### [Task to carry out]
Bring together all lines of the material below that contain the string "style".

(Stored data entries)
■ ■ ■ ■

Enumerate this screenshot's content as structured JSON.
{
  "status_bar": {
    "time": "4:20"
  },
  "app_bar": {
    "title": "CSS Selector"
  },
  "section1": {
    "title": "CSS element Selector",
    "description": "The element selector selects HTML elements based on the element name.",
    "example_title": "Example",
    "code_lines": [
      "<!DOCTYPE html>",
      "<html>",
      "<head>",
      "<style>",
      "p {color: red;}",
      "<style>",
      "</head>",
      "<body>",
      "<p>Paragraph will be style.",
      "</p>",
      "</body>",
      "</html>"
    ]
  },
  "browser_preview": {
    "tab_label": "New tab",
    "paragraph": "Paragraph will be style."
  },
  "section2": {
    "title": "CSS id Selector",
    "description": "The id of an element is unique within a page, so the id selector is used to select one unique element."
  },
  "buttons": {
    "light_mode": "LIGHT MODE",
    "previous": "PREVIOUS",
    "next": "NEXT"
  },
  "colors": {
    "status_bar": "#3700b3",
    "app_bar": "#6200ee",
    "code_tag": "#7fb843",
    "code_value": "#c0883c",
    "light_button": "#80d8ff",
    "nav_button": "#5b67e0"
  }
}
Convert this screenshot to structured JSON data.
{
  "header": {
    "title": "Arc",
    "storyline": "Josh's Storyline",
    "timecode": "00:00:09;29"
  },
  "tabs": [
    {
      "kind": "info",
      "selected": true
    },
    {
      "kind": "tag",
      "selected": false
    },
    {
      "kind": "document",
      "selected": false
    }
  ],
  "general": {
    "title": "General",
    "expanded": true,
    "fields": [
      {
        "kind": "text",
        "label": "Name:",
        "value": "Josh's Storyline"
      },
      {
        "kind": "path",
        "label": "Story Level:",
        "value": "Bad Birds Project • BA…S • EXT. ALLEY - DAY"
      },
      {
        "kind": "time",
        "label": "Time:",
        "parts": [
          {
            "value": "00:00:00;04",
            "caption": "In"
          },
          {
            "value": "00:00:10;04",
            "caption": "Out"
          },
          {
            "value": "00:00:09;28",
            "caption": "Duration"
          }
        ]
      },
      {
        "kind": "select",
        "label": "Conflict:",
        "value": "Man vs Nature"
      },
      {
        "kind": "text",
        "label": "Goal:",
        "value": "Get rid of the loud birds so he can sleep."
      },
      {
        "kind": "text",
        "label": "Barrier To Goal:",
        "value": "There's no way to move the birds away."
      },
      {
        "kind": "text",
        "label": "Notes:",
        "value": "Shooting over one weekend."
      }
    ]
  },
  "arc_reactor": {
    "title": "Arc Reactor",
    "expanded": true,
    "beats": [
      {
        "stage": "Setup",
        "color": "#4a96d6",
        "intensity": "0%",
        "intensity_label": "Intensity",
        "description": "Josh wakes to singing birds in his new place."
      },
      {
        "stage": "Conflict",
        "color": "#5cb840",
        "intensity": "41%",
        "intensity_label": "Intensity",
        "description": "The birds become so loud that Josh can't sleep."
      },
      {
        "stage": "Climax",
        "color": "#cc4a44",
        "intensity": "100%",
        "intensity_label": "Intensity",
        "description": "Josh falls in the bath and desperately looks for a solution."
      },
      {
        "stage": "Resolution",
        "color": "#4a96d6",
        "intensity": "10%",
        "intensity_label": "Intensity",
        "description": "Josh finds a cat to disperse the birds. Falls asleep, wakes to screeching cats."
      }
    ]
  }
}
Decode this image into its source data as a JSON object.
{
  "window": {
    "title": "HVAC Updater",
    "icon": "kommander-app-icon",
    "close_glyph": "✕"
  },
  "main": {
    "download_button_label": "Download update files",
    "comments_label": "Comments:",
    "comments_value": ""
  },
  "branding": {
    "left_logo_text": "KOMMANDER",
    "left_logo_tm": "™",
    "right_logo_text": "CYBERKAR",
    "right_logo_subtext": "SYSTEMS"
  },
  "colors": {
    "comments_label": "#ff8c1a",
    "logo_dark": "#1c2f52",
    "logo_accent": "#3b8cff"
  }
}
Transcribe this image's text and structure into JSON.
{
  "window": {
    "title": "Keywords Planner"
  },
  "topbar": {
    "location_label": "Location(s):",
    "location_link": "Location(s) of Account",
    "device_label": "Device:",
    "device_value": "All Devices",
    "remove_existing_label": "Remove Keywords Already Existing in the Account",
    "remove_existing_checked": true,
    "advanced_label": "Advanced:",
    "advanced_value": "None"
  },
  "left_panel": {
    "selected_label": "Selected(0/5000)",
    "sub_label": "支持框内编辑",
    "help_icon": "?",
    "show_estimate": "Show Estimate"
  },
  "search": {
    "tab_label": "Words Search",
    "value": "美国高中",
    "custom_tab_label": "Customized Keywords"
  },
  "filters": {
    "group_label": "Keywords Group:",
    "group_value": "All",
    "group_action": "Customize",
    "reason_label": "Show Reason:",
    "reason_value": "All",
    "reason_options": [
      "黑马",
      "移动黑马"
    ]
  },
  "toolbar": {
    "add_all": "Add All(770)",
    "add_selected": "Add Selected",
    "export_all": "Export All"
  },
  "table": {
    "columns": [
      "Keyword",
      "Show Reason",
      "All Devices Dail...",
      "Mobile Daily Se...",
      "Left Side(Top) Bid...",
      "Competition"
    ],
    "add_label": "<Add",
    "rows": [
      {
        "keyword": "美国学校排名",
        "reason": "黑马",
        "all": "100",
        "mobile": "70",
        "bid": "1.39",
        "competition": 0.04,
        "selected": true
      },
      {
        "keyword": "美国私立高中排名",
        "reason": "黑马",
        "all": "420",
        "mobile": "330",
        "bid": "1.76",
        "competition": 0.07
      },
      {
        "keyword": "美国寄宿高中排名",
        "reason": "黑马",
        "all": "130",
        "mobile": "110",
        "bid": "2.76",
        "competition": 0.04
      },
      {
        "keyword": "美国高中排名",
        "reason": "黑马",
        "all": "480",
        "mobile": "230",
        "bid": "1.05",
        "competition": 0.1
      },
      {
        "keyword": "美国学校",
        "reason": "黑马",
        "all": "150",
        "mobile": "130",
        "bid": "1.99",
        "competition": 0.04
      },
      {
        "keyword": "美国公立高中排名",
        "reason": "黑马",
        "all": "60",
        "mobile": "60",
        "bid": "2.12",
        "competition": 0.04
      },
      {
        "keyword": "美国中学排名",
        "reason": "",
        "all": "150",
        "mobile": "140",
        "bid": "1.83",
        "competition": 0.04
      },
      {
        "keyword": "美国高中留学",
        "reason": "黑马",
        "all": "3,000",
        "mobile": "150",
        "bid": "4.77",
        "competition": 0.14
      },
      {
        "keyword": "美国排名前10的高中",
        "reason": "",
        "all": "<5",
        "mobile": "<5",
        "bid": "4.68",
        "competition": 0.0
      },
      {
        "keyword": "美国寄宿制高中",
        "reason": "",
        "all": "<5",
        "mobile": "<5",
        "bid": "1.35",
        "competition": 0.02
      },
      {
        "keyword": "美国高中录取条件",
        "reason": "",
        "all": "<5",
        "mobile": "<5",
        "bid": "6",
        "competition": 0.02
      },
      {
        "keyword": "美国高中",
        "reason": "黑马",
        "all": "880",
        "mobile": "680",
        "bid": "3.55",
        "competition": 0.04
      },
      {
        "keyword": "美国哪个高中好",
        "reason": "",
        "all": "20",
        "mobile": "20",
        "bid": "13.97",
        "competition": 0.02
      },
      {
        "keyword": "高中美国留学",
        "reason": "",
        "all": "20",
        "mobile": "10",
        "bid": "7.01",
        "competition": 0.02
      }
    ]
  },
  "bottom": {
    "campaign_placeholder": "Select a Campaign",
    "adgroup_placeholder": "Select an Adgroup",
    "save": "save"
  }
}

■ ■ ■ ■

### [Exercise result]
      "<style>",
      "<style>",
      "<p>Paragraph will be style.",
    "paragraph": "Paragraph will be style."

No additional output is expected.